=== Requirements ===
From the records below, copy every line that contains the word "icon".

=== Data listing ===

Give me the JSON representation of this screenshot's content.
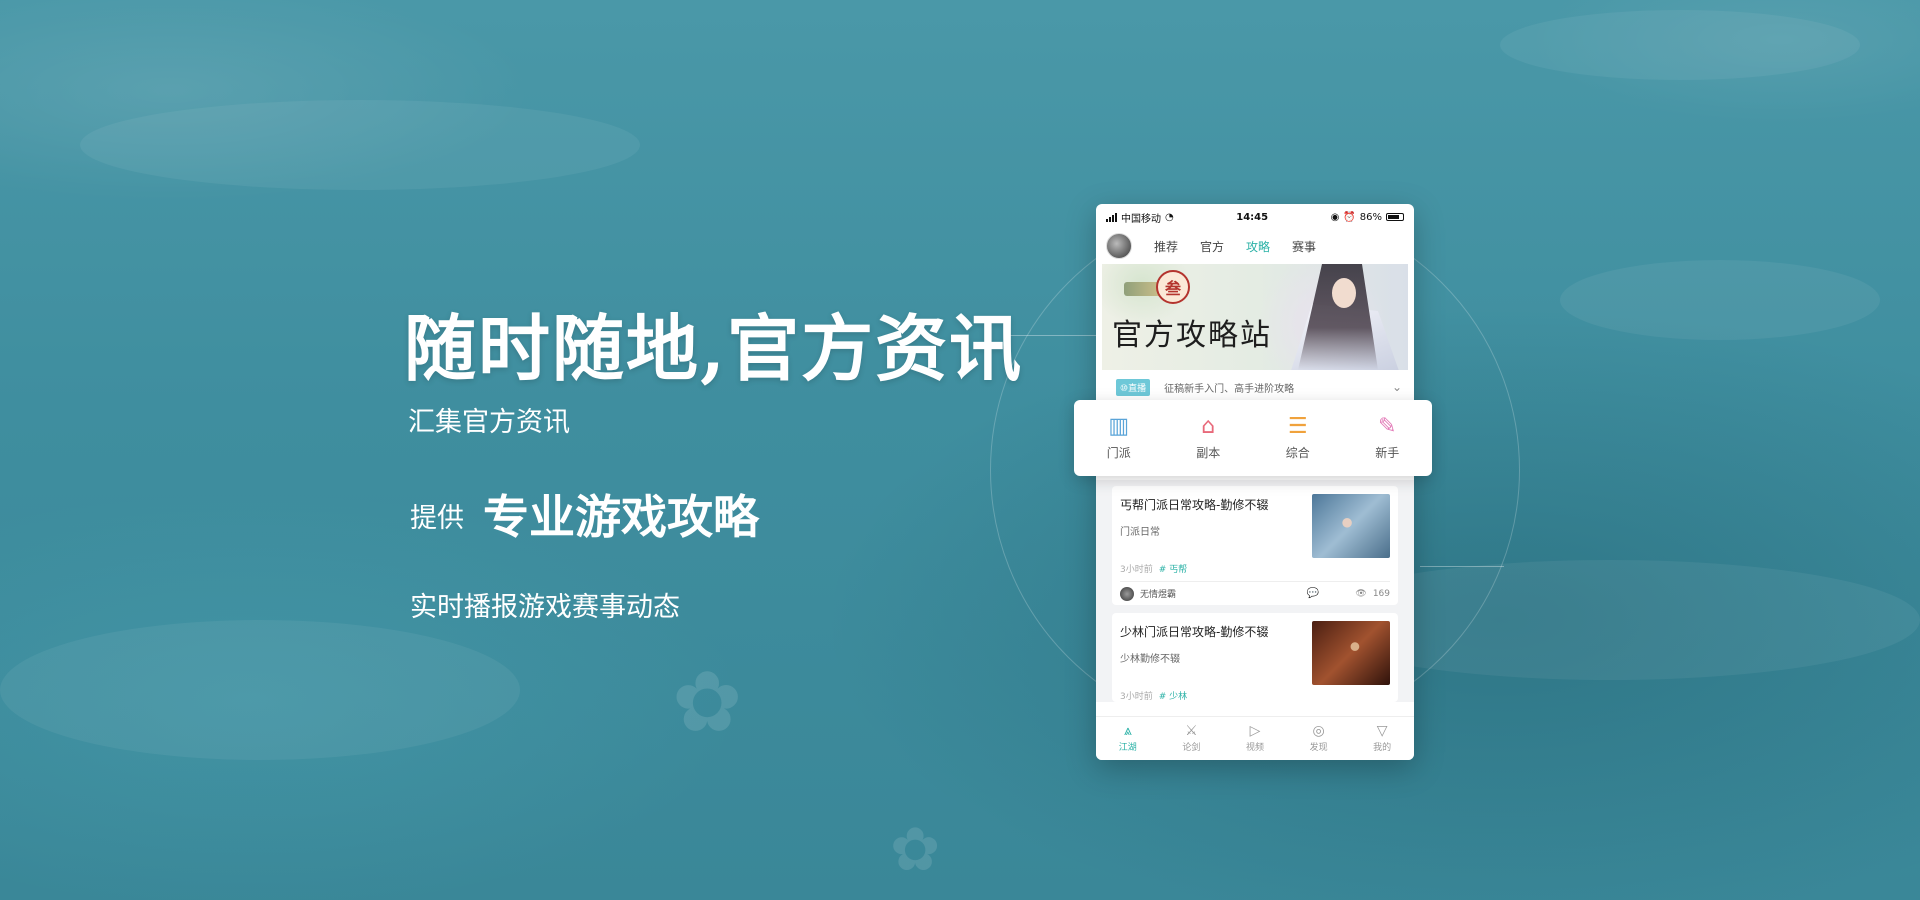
{
  "hero": {
    "headline": "随时随地,官方资讯",
    "line1": "汇集官方资讯",
    "provide_prefix": "提供",
    "provide_highlight": "专业游戏攻略",
    "line3": "实时播报游戏赛事动态"
  },
  "phone": {
    "status": {
      "carrier": "中国移动",
      "time": "14:45",
      "battery": "86%"
    },
    "tabs": [
      {
        "label": "推荐",
        "active": false
      },
      {
        "label": "官方",
        "active": false
      },
      {
        "label": "攻略",
        "active": true
      },
      {
        "label": "赛事",
        "active": false
      }
    ],
    "banner": {
      "title": "官方攻略站",
      "seal": "叁"
    },
    "notice": {
      "badge": "⑩直播",
      "text": "征稿新手入门、高手进阶攻略"
    },
    "categories": [
      {
        "label": "门派",
        "icon": "sect-icon",
        "color": "#5aa4d8"
      },
      {
        "label": "副本",
        "icon": "dungeon-icon",
        "color": "#e8697a"
      },
      {
        "label": "综合",
        "icon": "general-icon",
        "color": "#f0a23c"
      },
      {
        "label": "新手",
        "icon": "novice-icon",
        "color": "#e37bb8"
      }
    ],
    "articles": [
      {
        "title": "丐帮门派日常攻略-勤修不辍",
        "desc": "门派日常",
        "time": "3小时前",
        "tag": "# 丐帮",
        "author": "无情煜霸",
        "views": "169"
      },
      {
        "title": "少林门派日常攻略-勤修不辍",
        "desc": "少林勤修不辍",
        "time": "3小时前",
        "tag": "# 少林"
      }
    ],
    "bottom_nav": [
      {
        "label": "江湖",
        "icon": "jianghu-icon",
        "active": true
      },
      {
        "label": "论剑",
        "icon": "lunjian-icon",
        "active": false
      },
      {
        "label": "视频",
        "icon": "video-icon",
        "active": false
      },
      {
        "label": "发现",
        "icon": "discover-icon",
        "active": false
      },
      {
        "label": "我的",
        "icon": "me-icon",
        "active": false
      }
    ]
  },
  "colors": {
    "background": "#3f8e9f",
    "accent": "#2ab1a6"
  }
}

=== Output ===
        "icon": "sect-icon",
        "icon": "dungeon-icon",
        "icon": "general-icon",
        "icon": "novice-icon",
        "icon": "jianghu-icon",
        "icon": "lunjian-icon",
        "icon": "video-icon",
        "icon": "discover-icon",
        "icon": "me-icon",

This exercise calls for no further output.